(DIRECTIVE)
Return the number of lines that contain the word "JSON", and return nothing else.

(Figure content listings)
- - - - -
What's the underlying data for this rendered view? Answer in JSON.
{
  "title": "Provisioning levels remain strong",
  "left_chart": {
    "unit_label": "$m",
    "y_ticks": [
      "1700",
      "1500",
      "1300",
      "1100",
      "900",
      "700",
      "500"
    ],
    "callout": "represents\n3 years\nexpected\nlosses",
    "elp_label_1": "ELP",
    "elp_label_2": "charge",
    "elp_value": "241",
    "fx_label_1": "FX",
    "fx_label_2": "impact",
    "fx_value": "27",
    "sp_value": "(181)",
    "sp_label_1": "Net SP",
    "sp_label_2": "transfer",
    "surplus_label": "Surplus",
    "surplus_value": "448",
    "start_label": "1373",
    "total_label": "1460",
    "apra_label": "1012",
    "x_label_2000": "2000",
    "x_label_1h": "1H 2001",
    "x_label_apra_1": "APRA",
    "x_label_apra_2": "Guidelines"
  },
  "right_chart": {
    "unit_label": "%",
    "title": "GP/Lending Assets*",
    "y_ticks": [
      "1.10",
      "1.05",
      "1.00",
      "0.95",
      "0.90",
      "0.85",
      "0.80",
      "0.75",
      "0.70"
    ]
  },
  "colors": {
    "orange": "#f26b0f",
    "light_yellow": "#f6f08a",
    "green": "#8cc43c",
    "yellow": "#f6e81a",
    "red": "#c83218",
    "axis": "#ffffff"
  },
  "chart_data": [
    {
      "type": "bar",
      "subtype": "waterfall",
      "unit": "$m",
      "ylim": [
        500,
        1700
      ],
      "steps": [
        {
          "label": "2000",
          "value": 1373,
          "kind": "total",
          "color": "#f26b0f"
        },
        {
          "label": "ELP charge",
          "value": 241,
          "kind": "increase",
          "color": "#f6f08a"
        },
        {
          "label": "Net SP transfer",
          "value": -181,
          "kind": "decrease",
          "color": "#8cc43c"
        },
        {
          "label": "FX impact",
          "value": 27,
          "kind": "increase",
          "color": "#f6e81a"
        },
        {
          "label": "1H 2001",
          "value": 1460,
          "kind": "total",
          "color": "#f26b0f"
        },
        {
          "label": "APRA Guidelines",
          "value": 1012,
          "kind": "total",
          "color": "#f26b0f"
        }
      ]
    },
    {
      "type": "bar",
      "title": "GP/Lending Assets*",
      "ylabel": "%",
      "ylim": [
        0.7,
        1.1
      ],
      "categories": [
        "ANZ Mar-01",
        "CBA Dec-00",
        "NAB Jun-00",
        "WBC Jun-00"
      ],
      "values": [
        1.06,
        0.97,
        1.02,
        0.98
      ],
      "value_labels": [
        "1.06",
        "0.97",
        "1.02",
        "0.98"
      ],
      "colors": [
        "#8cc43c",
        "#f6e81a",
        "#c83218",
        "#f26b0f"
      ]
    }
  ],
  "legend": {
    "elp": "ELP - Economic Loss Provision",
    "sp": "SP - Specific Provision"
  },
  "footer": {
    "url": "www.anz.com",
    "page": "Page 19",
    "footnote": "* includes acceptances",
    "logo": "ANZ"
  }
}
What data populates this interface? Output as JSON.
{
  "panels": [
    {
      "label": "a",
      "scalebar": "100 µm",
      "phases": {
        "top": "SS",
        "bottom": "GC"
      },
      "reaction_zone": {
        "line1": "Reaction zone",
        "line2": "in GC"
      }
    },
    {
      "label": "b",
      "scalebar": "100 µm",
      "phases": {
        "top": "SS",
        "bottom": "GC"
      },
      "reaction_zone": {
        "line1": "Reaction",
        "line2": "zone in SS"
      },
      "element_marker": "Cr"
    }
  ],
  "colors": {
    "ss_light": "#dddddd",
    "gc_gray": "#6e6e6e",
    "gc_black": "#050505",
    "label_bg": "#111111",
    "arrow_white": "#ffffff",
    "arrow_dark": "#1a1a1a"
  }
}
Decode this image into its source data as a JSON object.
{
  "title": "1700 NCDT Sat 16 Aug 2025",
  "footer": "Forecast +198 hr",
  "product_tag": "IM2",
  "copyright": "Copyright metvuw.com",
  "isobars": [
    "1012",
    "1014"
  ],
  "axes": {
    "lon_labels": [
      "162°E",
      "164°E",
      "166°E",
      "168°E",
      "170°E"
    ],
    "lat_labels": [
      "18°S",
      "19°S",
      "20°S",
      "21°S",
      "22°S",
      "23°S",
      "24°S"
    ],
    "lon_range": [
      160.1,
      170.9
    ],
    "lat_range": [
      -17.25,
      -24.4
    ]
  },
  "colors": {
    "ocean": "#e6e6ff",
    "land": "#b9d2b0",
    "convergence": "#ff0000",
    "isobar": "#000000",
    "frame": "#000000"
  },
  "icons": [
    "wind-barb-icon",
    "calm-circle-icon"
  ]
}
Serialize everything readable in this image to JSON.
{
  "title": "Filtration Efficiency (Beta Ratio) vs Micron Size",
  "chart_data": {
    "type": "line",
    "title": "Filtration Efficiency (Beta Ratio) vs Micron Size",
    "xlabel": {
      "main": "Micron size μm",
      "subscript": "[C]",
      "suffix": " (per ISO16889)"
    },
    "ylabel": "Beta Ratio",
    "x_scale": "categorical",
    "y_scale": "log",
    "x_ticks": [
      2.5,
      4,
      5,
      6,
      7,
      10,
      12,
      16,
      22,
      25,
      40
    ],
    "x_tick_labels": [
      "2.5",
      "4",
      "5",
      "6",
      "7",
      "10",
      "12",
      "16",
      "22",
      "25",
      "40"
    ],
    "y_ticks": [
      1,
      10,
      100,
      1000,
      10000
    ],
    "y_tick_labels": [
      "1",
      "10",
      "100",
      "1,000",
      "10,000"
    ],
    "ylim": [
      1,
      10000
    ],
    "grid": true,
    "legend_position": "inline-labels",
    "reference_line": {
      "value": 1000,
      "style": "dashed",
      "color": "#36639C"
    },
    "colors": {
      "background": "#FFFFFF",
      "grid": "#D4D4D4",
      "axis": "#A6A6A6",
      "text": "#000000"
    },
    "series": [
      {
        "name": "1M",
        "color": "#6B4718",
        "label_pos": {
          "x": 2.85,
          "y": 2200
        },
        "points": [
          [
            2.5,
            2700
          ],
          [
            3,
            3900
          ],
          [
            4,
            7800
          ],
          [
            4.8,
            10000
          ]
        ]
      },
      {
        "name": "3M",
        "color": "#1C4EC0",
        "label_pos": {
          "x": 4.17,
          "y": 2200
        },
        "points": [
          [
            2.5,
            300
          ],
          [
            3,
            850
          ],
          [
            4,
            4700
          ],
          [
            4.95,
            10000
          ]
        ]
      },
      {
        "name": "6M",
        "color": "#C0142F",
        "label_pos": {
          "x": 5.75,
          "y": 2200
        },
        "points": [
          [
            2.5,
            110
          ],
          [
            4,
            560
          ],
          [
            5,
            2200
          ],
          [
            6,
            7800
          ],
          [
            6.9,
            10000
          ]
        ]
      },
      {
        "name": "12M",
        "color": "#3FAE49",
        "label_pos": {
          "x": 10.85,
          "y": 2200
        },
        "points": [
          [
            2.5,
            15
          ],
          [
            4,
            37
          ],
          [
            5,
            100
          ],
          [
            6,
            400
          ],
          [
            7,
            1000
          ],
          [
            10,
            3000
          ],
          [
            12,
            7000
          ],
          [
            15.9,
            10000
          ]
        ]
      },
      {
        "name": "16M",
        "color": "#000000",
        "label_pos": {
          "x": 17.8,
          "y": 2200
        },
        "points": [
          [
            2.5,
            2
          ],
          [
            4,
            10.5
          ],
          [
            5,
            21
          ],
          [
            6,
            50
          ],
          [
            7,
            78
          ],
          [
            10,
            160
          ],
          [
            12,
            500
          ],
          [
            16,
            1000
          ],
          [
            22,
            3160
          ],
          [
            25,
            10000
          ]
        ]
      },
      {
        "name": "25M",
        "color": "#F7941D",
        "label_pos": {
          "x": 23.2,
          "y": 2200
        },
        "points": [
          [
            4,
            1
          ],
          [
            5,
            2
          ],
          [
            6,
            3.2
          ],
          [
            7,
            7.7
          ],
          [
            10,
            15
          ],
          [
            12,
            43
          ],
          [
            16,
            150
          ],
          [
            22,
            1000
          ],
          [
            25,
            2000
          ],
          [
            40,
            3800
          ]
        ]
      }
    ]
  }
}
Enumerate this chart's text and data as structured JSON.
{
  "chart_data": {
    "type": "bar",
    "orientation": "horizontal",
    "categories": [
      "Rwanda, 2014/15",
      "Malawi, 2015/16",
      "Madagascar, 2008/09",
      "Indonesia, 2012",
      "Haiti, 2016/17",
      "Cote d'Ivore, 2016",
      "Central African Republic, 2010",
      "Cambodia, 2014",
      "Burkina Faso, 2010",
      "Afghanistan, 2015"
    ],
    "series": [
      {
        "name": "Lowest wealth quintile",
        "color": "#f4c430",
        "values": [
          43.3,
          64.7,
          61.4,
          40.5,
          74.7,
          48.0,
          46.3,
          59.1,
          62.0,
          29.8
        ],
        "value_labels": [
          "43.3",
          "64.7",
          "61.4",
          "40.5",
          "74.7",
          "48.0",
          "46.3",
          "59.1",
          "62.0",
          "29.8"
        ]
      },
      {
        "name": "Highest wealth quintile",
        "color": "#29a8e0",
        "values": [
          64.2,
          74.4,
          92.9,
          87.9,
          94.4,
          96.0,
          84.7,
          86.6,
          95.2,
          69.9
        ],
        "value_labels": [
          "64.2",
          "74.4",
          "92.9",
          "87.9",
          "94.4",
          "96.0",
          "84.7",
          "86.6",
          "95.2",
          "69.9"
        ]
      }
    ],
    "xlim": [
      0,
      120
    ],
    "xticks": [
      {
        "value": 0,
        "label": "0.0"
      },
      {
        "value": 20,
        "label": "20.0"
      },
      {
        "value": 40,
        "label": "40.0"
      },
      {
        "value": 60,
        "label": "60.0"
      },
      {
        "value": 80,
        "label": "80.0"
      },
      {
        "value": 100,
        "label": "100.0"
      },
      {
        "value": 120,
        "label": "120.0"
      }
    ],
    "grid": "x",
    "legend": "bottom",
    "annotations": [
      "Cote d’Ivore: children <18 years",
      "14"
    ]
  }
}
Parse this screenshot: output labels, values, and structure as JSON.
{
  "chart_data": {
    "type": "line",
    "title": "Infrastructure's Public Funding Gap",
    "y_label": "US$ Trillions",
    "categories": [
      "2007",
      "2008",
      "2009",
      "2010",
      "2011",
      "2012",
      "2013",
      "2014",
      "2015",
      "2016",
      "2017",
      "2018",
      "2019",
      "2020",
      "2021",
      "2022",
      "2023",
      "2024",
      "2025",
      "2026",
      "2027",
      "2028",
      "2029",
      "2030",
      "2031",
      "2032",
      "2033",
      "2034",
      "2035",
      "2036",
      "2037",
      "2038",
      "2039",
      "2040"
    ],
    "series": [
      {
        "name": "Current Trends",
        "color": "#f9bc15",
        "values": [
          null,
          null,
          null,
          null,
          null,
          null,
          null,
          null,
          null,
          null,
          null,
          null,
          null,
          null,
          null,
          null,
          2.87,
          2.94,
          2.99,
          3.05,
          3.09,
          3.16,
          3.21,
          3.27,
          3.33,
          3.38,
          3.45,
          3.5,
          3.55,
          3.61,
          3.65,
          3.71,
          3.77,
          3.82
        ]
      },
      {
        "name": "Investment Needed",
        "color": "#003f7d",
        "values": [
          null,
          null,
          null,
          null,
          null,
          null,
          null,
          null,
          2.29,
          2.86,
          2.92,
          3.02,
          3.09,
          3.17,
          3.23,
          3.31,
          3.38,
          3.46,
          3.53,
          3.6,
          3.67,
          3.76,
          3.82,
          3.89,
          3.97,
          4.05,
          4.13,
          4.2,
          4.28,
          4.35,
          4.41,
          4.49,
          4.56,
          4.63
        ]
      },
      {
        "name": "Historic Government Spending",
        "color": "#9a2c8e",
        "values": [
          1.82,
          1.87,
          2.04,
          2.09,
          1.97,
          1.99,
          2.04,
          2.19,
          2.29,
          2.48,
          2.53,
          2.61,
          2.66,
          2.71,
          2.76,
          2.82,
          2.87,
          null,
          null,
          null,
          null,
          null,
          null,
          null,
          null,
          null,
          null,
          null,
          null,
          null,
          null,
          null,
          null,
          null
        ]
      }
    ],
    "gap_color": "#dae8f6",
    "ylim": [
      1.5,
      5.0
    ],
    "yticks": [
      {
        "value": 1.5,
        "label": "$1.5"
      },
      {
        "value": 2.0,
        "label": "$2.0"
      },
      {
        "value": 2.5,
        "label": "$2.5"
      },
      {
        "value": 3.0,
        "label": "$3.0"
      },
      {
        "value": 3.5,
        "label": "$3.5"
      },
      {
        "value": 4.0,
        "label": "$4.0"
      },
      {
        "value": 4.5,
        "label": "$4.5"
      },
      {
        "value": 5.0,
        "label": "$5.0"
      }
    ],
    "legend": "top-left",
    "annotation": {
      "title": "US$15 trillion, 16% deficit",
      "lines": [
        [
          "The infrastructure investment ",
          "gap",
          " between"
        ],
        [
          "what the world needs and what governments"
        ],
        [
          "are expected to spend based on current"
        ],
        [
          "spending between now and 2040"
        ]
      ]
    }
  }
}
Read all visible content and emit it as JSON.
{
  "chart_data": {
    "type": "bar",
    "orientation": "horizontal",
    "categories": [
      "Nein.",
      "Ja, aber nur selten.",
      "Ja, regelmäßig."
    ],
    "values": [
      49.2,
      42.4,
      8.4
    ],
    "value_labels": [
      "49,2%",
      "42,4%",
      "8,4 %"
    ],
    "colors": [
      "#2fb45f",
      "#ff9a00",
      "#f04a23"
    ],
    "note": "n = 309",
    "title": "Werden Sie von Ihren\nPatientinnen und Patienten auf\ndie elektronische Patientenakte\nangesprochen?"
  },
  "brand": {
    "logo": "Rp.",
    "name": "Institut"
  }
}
- - - - -
(ANSWER TO THIS PROBLEM)
7